+++ Data provided +++

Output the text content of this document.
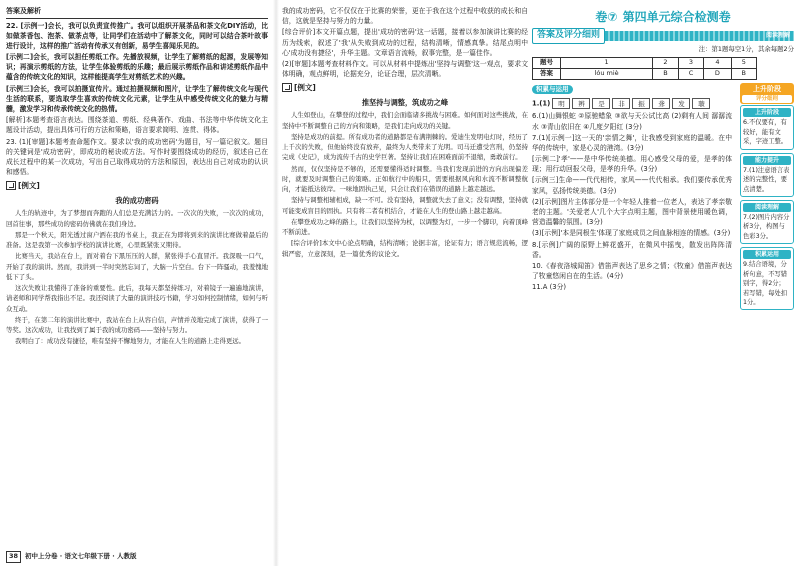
答案及解析

22. [示例一]会长，我可以负责宣传推广。我可以组织开展茶品和茶文化DIY活动，比如做茶香包、泡茶、做茶点等，让同学们在活动中了解茶文化，同时可以结合茶叶故事进行设计，这样的推广活动有传承又有创新，易学生喜闻乐见的。

[示例二]会长，我可以担任剪纸工作。先播放视频，让学生了解剪纸的起源，发展等知识；再演示剪纸的方法，让学生体验剪纸的乐趣；最后展示剪纸作品和讲述剪纸作品中蕴含的传统文化的知识，这样能提高学生对剪纸艺术的兴趣。

[示例三]会长，我可以拍摄宣传片。通过拍摄视频和图片，让学生了解传统文化与现代生活的联系，要选取学生喜欢的传统文化元素，让学生从中感受传统文化的魅力与精髓，激发学习和传承传统文化的热情。

[解析]本题考查语言表达。围绕茶道、剪纸、经典著作、戏曲、书法等中华传统文化主题设计活动，提出具体可行的方法和策略，语言要求简明、连贯、得体。

23. (1)[审题]本题考查命题作文。要求以'我的成功密码'为题目，写一篇记叙文。题目的关键词是'成功密码'，即成功的秘诀或方法。写作时要围绕成功的经历，叙述自己在成长过程中的某一次成功，写出自己取得成功的方法和原因，表达出自己对成功的认识和感悟。

[例文]
我的成功密码

人生的轨迹中，为了梦想而奔跑的人们总是充满活力的。一次次的失败，一次次的成功，回首往事，那些成功的密码仿佛就在我们身边。

那是一个秋天，阳光透过窗户洒在我的书桌上，我正在为即将到来的演讲比赛做着最后的准备。这是我第一次参加学校的演讲比赛，心里既紧张又期待。

比赛当天，我站在台上，面对着台下黑压压的人群，紧张得手心直冒汗。我深吸一口气，开始了我的演讲。然而，我讲到一半时突然忘词了，大脑一片空白。台下一阵骚动，我羞愧地低下了头。

这次失败让我懂得了准备的重要性。此后，我每天都坚持练习，对着镜子一遍遍地演讲，请老师和同学帮我指出不足。我还阅读了大量的演讲技巧书籍，学习如何控制情绪，如何与听众互动。

终于，在第二年的演讲比赛中，我站在台上从容自信，声情并茂地完成了演讲，获得了一等奖。这次成功，让我找到了属于我的成功密码——坚持与努力。

我明白了：成功没有捷径，唯有坚持不懈地努力，才能在人生的道路上走得更远。

我的成功密码，它不仅仅在于比赛的荣誉，更在于我在这个过程中收获的成长和自信，这就是坚持与努力的力量。

[综合评价]本文开篇点题，提出'成功的密码'这一话题，接着以参加演讲比赛的经历为线索，叙述了'我'从失败到成功的过程，结构清晰，情感真挚。结尾点明中心'成功没有捷径'，升华主题。文章语言流畅，叙事完整，是一篇佳作。

(2)[审题]本题考查材料作文。可以从材料中提炼出'坚持与调整'这一观点，要求文体明确，观点鲜明，论据充分，论证合理，层次清晰。

[例文]
推坚持与调整，筑成功之峰

人生如登山，在攀登的过程中，我们会面临诸多挑战与困难。如何面对这些挑战，在坚持中不断调整自己的方向和策略，是我们走向成功的关键。

坚持是成功的前提。所有成功者的道路都是布满荆棘的。爱迪生发明电灯时，经历了上千次的失败，但他始终没有放弃，最终为人类带来了光明。司马迁遭受宫刑，仍坚持完成《史记》，成为流传千古的史学巨著。坚持让我们在困难面前不退缩，勇敢前行。

然而，仅仅坚持是不够的，还需要懂得适时调整。当我们发现前进的方向出现偏差时，就要及时调整自己的策略。正如航行中的船只，需要根据风向和水流不断调整航向，才能抵达彼岸。一味地固执己见，只会让我们在错误的道路上越走越远。

坚持与调整相辅相成，缺一不可。没有坚持，调整就失去了意义；没有调整，坚持就可能变成盲目的固执。只有将二者有机结合，才能在人生的登山路上越走越高。

在攀登成功之峰的路上，让我们以坚持为杖，以调整为灯，一步一个脚印，向着顶峰不断前进。

[综合评价]本文中心论点明确，结构清晰；论据丰富，论证有力；语言规范流畅，逻辑严密，立意深刻，是一篇优秀的议论文。

卷⑦ 第四单元综合检测卷
答案及评分细则	阅读理解
注：第1题每空1分，其余每题2分
题号	1	2	3	4	5
答案	lóu miè	B	C	D	B
积累与运用
1.(1)	明	辨	是	非	振	聋	发	聩

6.(1)山舞银蛇 ②原驰蜡象 ③欲与天公试比高 (2)剩有人间 潺潺流水 ③青山依旧在 ④几度夕阳红 (3分)

7.(1)[示例一]这一天的'亲情之舞'，让我感受到家庭的温暖。在中华的传统中，家是心灵的港湾。(3分)

[示例二]'孝'——是中华传统美德。用心感受父母的爱，是孝的体现；用行动回报父母，是孝的升华。(3分)

[示例三]生命——代代相传，家风——代代相承。我们要传承优秀家风，弘扬传统美德。(3分)

(2)[示例]图片主体部分是一个年轻人推着一位老人，表达了孝亲敬老的主题。'关爱老人'几个大字点明主题，图中背景使用暖色调，营造温馨的氛围。(3分)

(3)[示例]'本是同根生'体现了家庭成员之间血脉相连的情感。(3分)

8.[示例]广阔的原野上鲜花盛开，在微风中摇曳，散发出阵阵清香。

10.《春夜洛城闻笛》借笛声表达了思乡之情；《牧童》借笛声表达了牧童悠闲自在的生活。(4分)

11.A (3分)

上升阶段
评分细则
上升阶段
6.不仅要有，有较好，能有文采，字迹工整。
能力提升
7.(1)注意语言表述的完整性，要点清楚。
阅读理解
7.(2)图片内容分析3分，构图与色彩3分。
积累运用
9.结合语境，分析句意，不写错别字，得2分；若写错，每处扣1分。
38	初中上分卷 · 语文七年级下册 · 人教版
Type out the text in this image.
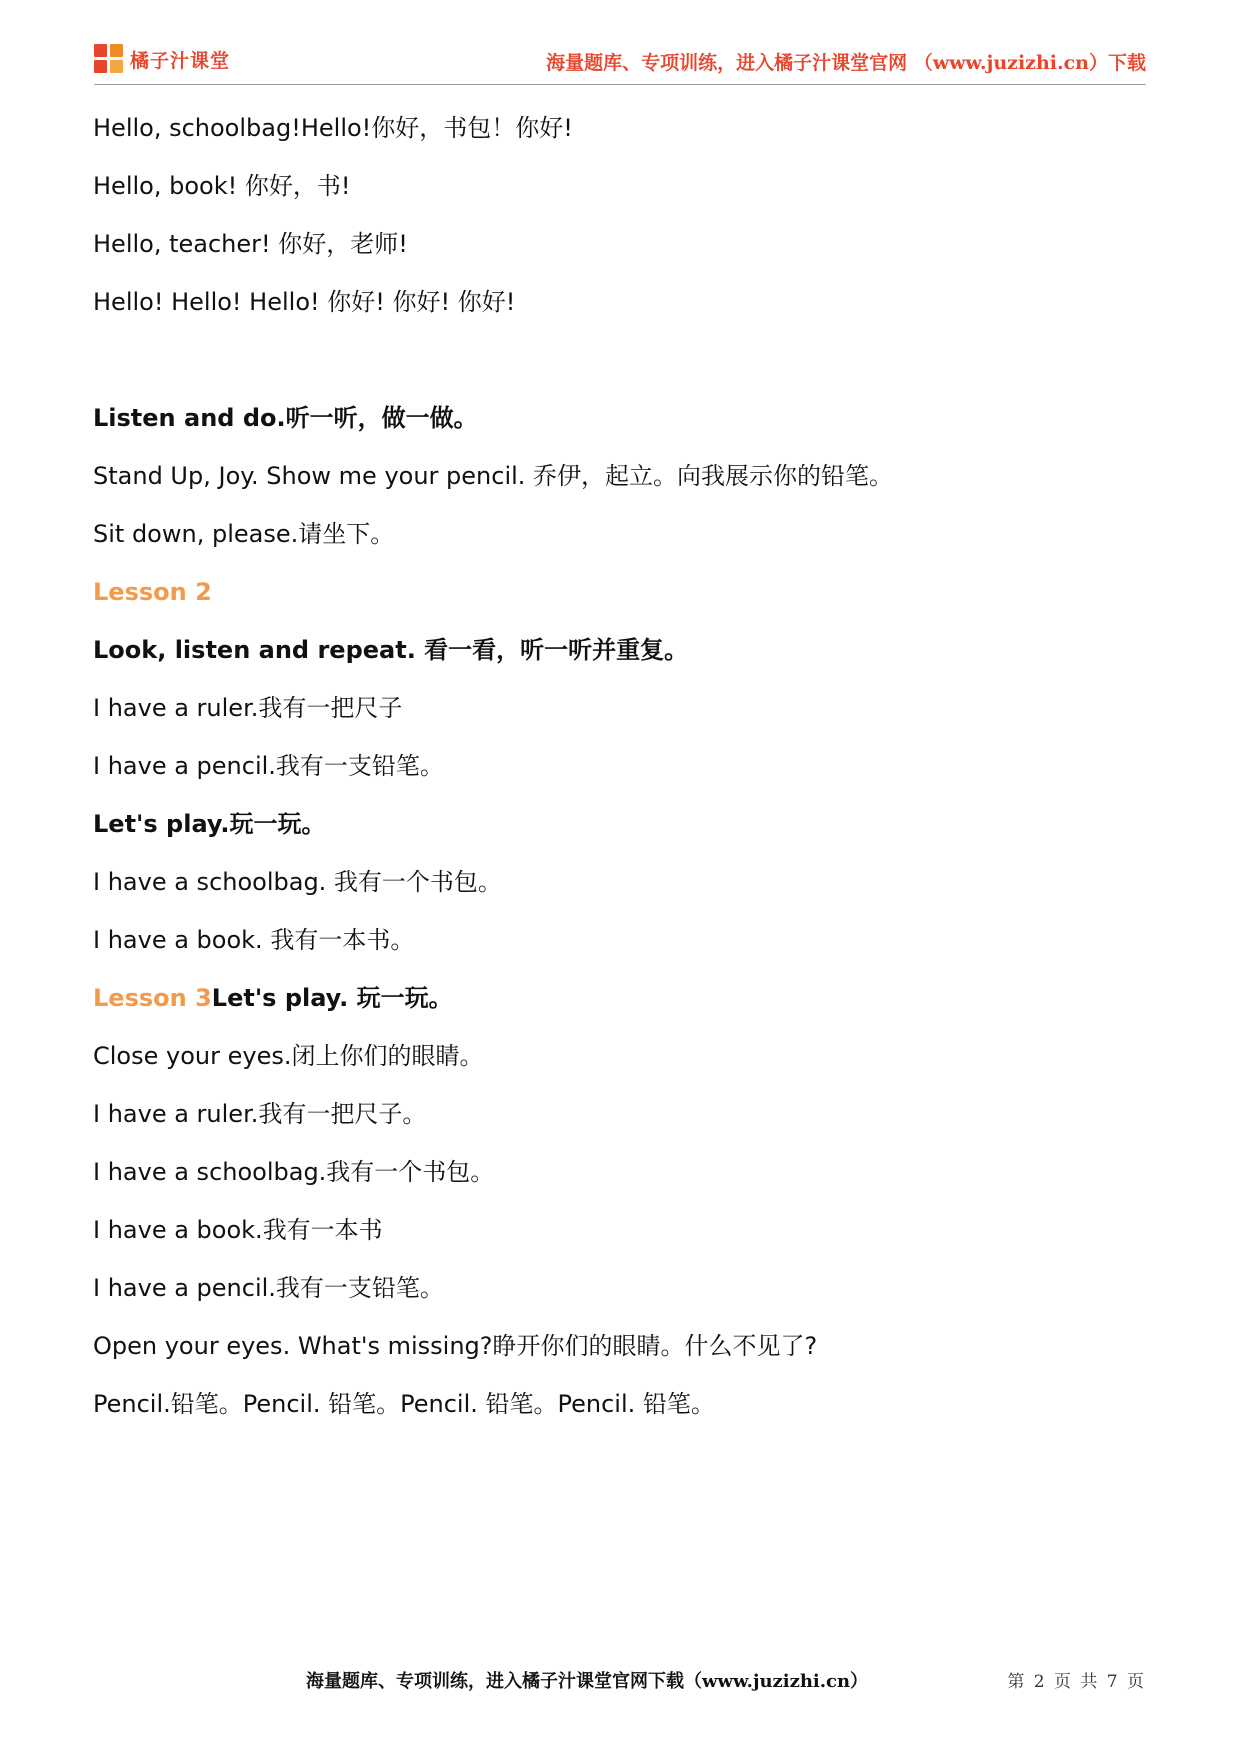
橘子汁课堂	海量题库、专项训练，进入橘子汁课堂官网 （www.juzizhi.cn）下载
Hello, schoolbag!Hello!你好，书包！你好!
Hello, book! 你好，书!
Hello, teacher! 你好，老师!
Hello! Hello! Hello! 你好! 你好! 你好!
Listen and do.听一听，做一做。
Stand Up, Joy. Show me your pencil. 乔伊，起立。向我展示你的铅笔。
Sit down, please.请坐下。
Lesson 2
Look, listen and repeat. 看一看，听一听并重复。
I have a ruler.我有一把尺子
I have a pencil.我有一支铅笔。
Let's play.玩一玩。
I have a schoolbag. 我有一个书包。
I have a book. 我有一本书。
Lesson 3Let's play. 玩一玩。
Close your eyes.闭上你们的眼睛。
I have a ruler.我有一把尺子。
I have a schoolbag.我有一个书包。
I have a book.我有一本书
I have a pencil.我有一支铅笔。
Open your eyes. What's missing?睁开你们的眼睛。什么不见了?
Pencil.铅笔。Pencil. 铅笔。Pencil. 铅笔。Pencil. 铅笔。
海量题库、专项训练，进入橘子汁课堂官网下载（www.juzizhi.cn）	第 2 页 共 7 页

+++

▶ **Given task**
Return the listing above unchanged, apart from dropping its pictures.

▶ **Written response**
Output the text content of this document.
答案及解析

22. [示例一]会长，我可以负责宣传推广。我可以组织开展茶品和茶文化DIY活动，比如做茶香包、泡茶、做茶点等，让同学们在活动中了解茶文化，同时可以结合茶叶故事进行设计，这样的推广活动有传承又有创新，易学生喜闻乐见的。

[示例二]会长，我可以担任剪纸工作。先播放视频，让学生了解剪纸的起源，发展等知识；再演示剪纸的方法，让学生体验剪纸的乐趣；最后展示剪纸作品和讲述剪纸作品中蕴含的传统文化的知识，这样能提高学生对剪纸艺术的兴趣。

[示例三]会长，我可以拍摄宣传片。通过拍摄视频和图片，让学生了解传统文化与现代生活的联系，要选取学生喜欢的传统文化元素，让学生从中感受传统文化的魅力与精髓，激发学习和传承传统文化的热情。

[解析]本题考查语言表达。围绕茶道、剪纸、经典著作、戏曲、书法等中华传统文化主题设计活动，提出具体可行的方法和策略，语言要求简明、连贯、得体。

23. (1)[审题]本题考查命题作文。要求以'我的成功密码'为题目，写一篇记叙文。题目的关键词是'成功密码'，即成功的秘诀或方法。写作时要围绕成功的经历，叙述自己在成长过程中的某一次成功，写出自己取得成功的方法和原因，表达出自己对成功的认识和感悟。

[例文]
我的成功密码

人生的轨迹中，为了梦想而奔跑的人们总是充满活力的。一次次的失败，一次次的成功，回首往事，那些成功的密码仿佛就在我们身边。

那是一个秋天，阳光透过窗户洒在我的书桌上，我正在为即将到来的演讲比赛做着最后的准备。这是我第一次参加学校的演讲比赛，心里既紧张又期待。

比赛当天，我站在台上，面对着台下黑压压的人群，紧张得手心直冒汗。我深吸一口气，开始了我的演讲。然而，我讲到一半时突然忘词了，大脑一片空白。台下一阵骚动，我羞愧地低下了头。

这次失败让我懂得了准备的重要性。此后，我每天都坚持练习，对着镜子一遍遍地演讲，请老师和同学帮我指出不足。我还阅读了大量的演讲技巧书籍，学习如何控制情绪，如何与听众互动。

终于，在第二年的演讲比赛中，我站在台上从容自信，声情并茂地完成了演讲，获得了一等奖。这次成功，让我找到了属于我的成功密码——坚持与努力。

我明白了：成功没有捷径，唯有坚持不懈地努力，才能在人生的道路上走得更远。

我的成功密码，它不仅仅在于比赛的荣誉，更在于我在这个过程中收获的成长和自信，这就是坚持与努力的力量。

[综合评价]本文开篇点题，提出'成功的密码'这一话题，接着以参加演讲比赛的经历为线索，叙述了'我'从失败到成功的过程，结构清晰，情感真挚。结尾点明中心'成功没有捷径'，升华主题。文章语言流畅，叙事完整，是一篇佳作。

(2)[审题]本题考查材料作文。可以从材料中提炼出'坚持与调整'这一观点，要求文体明确，观点鲜明，论据充分，论证合理，层次清晰。

[例文]
推坚持与调整，筑成功之峰

人生如登山，在攀登的过程中，我们会面临诸多挑战与困难。如何面对这些挑战，在坚持中不断调整自己的方向和策略，是我们走向成功的关键。

坚持是成功的前提。所有成功者的道路都是布满荆棘的。爱迪生发明电灯时，经历了上千次的失败，但他始终没有放弃，最终为人类带来了光明。司马迁遭受宫刑，仍坚持完成《史记》，成为流传千古的史学巨著。坚持让我们在困难面前不退缩，勇敢前行。

然而，仅仅坚持是不够的，还需要懂得适时调整。当我们发现前进的方向出现偏差时，就要及时调整自己的策略。正如航行中的船只，需要根据风向和水流不断调整航向，才能抵达彼岸。一味地固执己见，只会让我们在错误的道路上越走越远。

坚持与调整相辅相成，缺一不可。没有坚持，调整就失去了意义；没有调整，坚持就可能变成盲目的固执。只有将二者有机结合，才能在人生的登山路上越走越高。

在攀登成功之峰的路上，让我们以坚持为杖，以调整为灯，一步一个脚印，向着顶峰不断前进。

[综合评价]本文中心论点明确，结构清晰；论据丰富，论证有力；语言规范流畅，逻辑严密，立意深刻，是一篇优秀的议论文。

卷⑦ 第四单元综合检测卷
答案及评分细则	阅读理解
注：第1题每空1分，其余每题2分
题号	1	2	3	4	5
答案	lóu miè	B	C	D	B
积累与运用
1.(1)	明	辨	是	非	振	聋	发	聩

6.(1)山舞银蛇 ②原驰蜡象 ③欲与天公试比高 (2)剩有人间 潺潺流水 ③青山依旧在 ④几度夕阳红 (3分)

7.(1)[示例一]这一天的'亲情之舞'，让我感受到家庭的温暖。在中华的传统中，家是心灵的港湾。(3分)

[示例二]'孝'——是中华传统美德。用心感受父母的爱，是孝的体现；用行动回报父母，是孝的升华。(3分)

[示例三]生命——代代相传，家风——代代相承。我们要传承优秀家风，弘扬传统美德。(3分)

(2)[示例]图片主体部分是一个年轻人推着一位老人，表达了孝亲敬老的主题。'关爱老人'几个大字点明主题，图中背景使用暖色调，营造温馨的氛围。(3分)

(3)[示例]'本是同根生'体现了家庭成员之间血脉相连的情感。(3分)

8.[示例]广阔的原野上鲜花盛开，在微风中摇曳，散发出阵阵清香。

10.《春夜洛城闻笛》借笛声表达了思乡之情；《牧童》借笛声表达了牧童悠闲自在的生活。(4分)

11.A (3分)

上升阶段
评分细则
上升阶段
6.不仅要有，有较好，能有文采，字迹工整。
能力提升
7.(1)注意语言表述的完整性，要点清楚。
阅读理解
7.(2)图片内容分析3分，构图与色彩3分。
积累运用
9.结合语境，分析句意，不写错别字，得2分；若写错，每处扣1分。
38	初中上分卷 · 语文七年级下册 · 人教版
Type out the text in this image.
橘子汁课堂	海量题库、专项训练，进入橘子汁课堂官网 （www.juzizhi.cn）下载
Hello, schoolbag!Hello!你好，书包！你好!
Hello, book! 你好，书!
Hello, teacher! 你好，老师!
Hello! Hello! Hello! 你好! 你好! 你好!
Listen and do.听一听，做一做。
Stand Up, Joy. Show me your pencil. 乔伊，起立。向我展示你的铅笔。
Sit down, please.请坐下。
Lesson 2
Look, listen and repeat. 看一看，听一听并重复。
I have a ruler.我有一把尺子
I have a pencil.我有一支铅笔。
Let's play.玩一玩。
I have a schoolbag. 我有一个书包。
I have a book. 我有一本书。
Lesson 3Let's play. 玩一玩。
Close your eyes.闭上你们的眼睛。
I have a ruler.我有一把尺子。
I have a schoolbag.我有一个书包。
I have a book.我有一本书
I have a pencil.我有一支铅笔。
Open your eyes. What's missing?睁开你们的眼睛。什么不见了?
Pencil.铅笔。Pencil. 铅笔。Pencil. 铅笔。Pencil. 铅笔。
海量题库、专项训练，进入橘子汁课堂官网下载（www.juzizhi.cn）	第 2 页 共 7 页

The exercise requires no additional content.